Items listed in a dataset:
*** Block opens ***

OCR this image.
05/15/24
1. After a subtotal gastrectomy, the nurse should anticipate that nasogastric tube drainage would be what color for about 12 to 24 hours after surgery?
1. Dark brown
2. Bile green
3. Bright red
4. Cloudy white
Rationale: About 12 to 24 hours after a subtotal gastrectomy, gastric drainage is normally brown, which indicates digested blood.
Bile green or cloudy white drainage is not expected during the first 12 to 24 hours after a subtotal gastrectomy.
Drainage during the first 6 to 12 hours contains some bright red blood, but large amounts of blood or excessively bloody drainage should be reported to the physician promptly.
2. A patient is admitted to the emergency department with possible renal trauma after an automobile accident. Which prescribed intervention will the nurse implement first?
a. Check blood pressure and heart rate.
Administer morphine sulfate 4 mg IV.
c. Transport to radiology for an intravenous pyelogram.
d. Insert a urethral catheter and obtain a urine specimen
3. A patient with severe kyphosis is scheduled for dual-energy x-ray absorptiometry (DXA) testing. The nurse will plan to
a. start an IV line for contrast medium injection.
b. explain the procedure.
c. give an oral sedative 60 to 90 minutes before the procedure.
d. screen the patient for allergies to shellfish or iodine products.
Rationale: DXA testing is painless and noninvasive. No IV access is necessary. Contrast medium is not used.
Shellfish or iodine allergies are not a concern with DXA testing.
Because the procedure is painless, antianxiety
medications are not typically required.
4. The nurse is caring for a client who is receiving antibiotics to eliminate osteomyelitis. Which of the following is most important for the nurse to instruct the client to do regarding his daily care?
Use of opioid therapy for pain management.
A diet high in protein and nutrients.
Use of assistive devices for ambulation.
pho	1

*** Block closes ***

Transcribe every entry verbatim.

TASK SOLUTION:
OCR this image.
05/15/24
1. After a subtotal gastrectomy, the nurse should anticipate that nasogastric tube drainage would be what color for about 12 to 24 hours after surgery?
1. Dark brown
2. Bile green
3. Bright red
4. Cloudy white
Rationale: About 12 to 24 hours after a subtotal gastrectomy, gastric drainage is normally brown, which indicates digested blood.
Bile green or cloudy white drainage is not expected during the first 12 to 24 hours after a subtotal gastrectomy.
Drainage during the first 6 to 12 hours contains some bright red blood, but large amounts of blood or excessively bloody drainage should be reported to the physician promptly.
2. A patient is admitted to the emergency department with possible renal trauma after an automobile accident. Which prescribed intervention will the nurse implement first?
a. Check blood pressure and heart rate.
Administer morphine sulfate 4 mg IV.
c. Transport to radiology for an intravenous pyelogram.
d. Insert a urethral catheter and obtain a urine specimen
3. A patient with severe kyphosis is scheduled for dual-energy x-ray absorptiometry (DXA) testing. The nurse will plan to
a. start an IV line for contrast medium injection.
b. explain the procedure.
c. give an oral sedative 60 to 90 minutes before the procedure.
d. screen the patient for allergies to shellfish or iodine products.
Rationale: DXA testing is painless and noninvasive. No IV access is necessary. Contrast medium is not used.
Shellfish or iodine allergies are not a concern with DXA testing.
Because the procedure is painless, antianxiety
medications are not typically required.
4. The nurse is caring for a client who is receiving antibiotics to eliminate osteomyelitis. Which of the following is most important for the nurse to instruct the client to do regarding his daily care?
Use of opioid therapy for pain management.
A diet high in protein and nutrients.
Use of assistive devices for ambulation.
pho	1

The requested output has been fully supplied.